Exercise: Output all records precisely as written.
>> begin Exercise material
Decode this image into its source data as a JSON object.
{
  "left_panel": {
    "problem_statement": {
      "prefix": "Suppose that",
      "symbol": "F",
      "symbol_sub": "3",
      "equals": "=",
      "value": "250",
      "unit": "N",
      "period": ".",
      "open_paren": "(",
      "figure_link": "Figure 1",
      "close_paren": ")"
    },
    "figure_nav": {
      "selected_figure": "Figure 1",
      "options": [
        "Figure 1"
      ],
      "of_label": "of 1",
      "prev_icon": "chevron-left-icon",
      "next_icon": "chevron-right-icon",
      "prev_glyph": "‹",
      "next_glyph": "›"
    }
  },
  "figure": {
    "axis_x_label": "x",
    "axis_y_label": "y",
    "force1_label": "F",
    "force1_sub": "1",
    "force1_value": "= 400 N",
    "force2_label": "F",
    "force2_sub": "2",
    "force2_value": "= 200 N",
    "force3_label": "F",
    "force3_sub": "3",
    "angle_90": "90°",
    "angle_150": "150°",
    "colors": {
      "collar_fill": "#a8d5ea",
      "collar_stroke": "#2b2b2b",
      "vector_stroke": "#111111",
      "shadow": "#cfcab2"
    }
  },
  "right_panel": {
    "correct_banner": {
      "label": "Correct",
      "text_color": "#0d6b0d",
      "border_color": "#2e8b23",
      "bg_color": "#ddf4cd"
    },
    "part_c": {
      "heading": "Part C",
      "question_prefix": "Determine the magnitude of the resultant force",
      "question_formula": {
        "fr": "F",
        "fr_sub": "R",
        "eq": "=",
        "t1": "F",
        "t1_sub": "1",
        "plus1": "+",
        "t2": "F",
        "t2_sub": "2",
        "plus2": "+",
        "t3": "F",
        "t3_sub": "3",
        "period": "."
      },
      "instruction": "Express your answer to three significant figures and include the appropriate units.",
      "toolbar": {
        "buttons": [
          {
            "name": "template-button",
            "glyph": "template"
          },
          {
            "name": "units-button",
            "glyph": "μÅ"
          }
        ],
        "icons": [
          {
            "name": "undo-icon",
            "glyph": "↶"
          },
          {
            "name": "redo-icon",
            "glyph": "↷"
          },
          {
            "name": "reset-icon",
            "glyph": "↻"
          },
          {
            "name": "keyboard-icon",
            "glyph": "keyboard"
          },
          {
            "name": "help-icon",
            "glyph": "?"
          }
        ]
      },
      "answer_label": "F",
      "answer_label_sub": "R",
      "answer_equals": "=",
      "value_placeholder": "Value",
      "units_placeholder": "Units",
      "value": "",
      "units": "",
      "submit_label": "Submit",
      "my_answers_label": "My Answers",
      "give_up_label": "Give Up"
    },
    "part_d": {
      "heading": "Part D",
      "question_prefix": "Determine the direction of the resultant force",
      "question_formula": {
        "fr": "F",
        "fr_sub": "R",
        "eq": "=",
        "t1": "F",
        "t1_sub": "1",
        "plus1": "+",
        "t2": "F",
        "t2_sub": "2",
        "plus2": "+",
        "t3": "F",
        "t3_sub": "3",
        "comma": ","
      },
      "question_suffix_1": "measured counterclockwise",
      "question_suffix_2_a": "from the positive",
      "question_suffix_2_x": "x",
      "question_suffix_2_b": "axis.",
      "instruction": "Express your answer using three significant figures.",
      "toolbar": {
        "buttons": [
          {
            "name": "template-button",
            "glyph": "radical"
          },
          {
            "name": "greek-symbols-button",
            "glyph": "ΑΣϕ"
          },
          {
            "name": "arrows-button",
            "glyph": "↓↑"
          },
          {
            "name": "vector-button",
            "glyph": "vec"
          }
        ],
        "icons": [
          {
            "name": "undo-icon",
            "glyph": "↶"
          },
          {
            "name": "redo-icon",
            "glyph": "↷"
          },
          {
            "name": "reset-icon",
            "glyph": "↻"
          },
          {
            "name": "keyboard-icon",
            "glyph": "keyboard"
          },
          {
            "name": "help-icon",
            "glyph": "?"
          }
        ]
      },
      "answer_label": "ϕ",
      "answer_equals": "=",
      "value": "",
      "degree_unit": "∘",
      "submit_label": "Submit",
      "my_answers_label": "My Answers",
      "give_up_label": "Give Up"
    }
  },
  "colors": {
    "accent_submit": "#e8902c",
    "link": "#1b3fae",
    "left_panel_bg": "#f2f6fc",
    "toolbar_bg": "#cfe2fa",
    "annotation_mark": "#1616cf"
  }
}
>> end Exercise material
The output:
Decode this image into its source data as a JSON object.
{
  "left_panel": {
    "problem_statement": {
      "prefix": "Suppose that",
      "symbol": "F",
      "symbol_sub": "3",
      "equals": "=",
      "value": "250",
      "unit": "N",
      "period": ".",
      "open_paren": "(",
      "figure_link": "Figure 1",
      "close_paren": ")"
    },
    "figure_nav": {
      "selected_figure": "Figure 1",
      "options": [
        "Figure 1"
      ],
      "of_label": "of 1",
      "prev_icon": "chevron-left-icon",
      "next_icon": "chevron-right-icon",
      "prev_glyph": "‹",
      "next_glyph": "›"
    }
  },
  "figure": {
    "axis_x_label": "x",
    "axis_y_label": "y",
    "force1_label": "F",
    "force1_sub": "1",
    "force1_value": "= 400 N",
    "force2_label": "F",
    "force2_sub": "2",
    "force2_value": "= 200 N",
    "force3_label": "F",
    "force3_sub": "3",
    "angle_90": "90°",
    "angle_150": "150°",
    "colors": {
      "collar_fill": "#a8d5ea",
      "collar_stroke": "#2b2b2b",
      "vector_stroke": "#111111",
      "shadow": "#cfcab2"
    }
  },
  "right_panel": {
    "correct_banner": {
      "label": "Correct",
      "text_color": "#0d6b0d",
      "border_color": "#2e8b23",
      "bg_color": "#ddf4cd"
    },
    "part_c": {
      "heading": "Part C",
      "question_prefix": "Determine the magnitude of the resultant force",
      "question_formula": {
        "fr": "F",
        "fr_sub": "R",
        "eq": "=",
        "t1": "F",
        "t1_sub": "1",
        "plus1": "+",
        "t2": "F",
        "t2_sub": "2",
        "plus2": "+",
        "t3": "F",
        "t3_sub": "3",
        "period": "."
      },
      "instruction": "Express your answer to three significant figures and include the appropriate units.",
      "toolbar": {
        "buttons": [
          {
            "name": "template-button",
            "glyph": "template"
          },
          {
            "name": "units-button",
            "glyph": "μÅ"
          }
        ],
        "icons": [
          {
            "name": "undo-icon",
            "glyph": "↶"
          },
          {
            "name": "redo-icon",
            "glyph": "↷"
          },
          {
            "name": "reset-icon",
            "glyph": "↻"
          },
          {
            "name": "keyboard-icon",
            "glyph": "keyboard"
          },
          {
            "name": "help-icon",
            "glyph": "?"
          }
        ]
      },
      "answer_label": "F",
      "answer_label_sub": "R",
      "answer_equals": "=",
      "value_placeholder": "Value",
      "units_placeholder": "Units",
      "value": "",
      "units": "",
      "submit_label": "Submit",
      "my_answers_label": "My Answers",
      "give_up_label": "Give Up"
    },
    "part_d": {
      "heading": "Part D",
      "question_prefix": "Determine the direction of the resultant force",
      "question_formula": {
        "fr": "F",
        "fr_sub": "R",
        "eq": "=",
        "t1": "F",
        "t1_sub": "1",
        "plus1": "+",
        "t2": "F",
        "t2_sub": "2",
        "plus2": "+",
        "t3": "F",
        "t3_sub": "3",
        "comma": ","
      },
      "question_suffix_1": "measured counterclockwise",
      "question_suffix_2_a": "from the positive",
      "question_suffix_2_x": "x",
      "question_suffix_2_b": "axis.",
      "instruction": "Express your answer using three significant figures.",
      "toolbar": {
        "buttons": [
          {
            "name": "template-button",
            "glyph": "radical"
          },
          {
            "name": "greek-symbols-button",
            "glyph": "ΑΣϕ"
          },
          {
            "name": "arrows-button",
            "glyph": "↓↑"
          },
          {
            "name": "vector-button",
            "glyph": "vec"
          }
        ],
        "icons": [
          {
            "name": "undo-icon",
            "glyph": "↶"
          },
          {
            "name": "redo-icon",
            "glyph": "↷"
          },
          {
            "name": "reset-icon",
            "glyph": "↻"
          },
          {
            "name": "keyboard-icon",
            "glyph": "keyboard"
          },
          {
            "name": "help-icon",
            "glyph": "?"
          }
        ]
      },
      "answer_label": "ϕ",
      "answer_equals": "=",
      "value": "",
      "degree_unit": "∘",
      "submit_label": "Submit",
      "my_answers_label": "My Answers",
      "give_up_label": "Give Up"
    }
  },
  "colors": {
    "accent_submit": "#e8902c",
    "link": "#1b3fae",
    "left_panel_bg": "#f2f6fc",
    "toolbar_bg": "#cfe2fa",
    "annotation_mark": "#1616cf"
  }
}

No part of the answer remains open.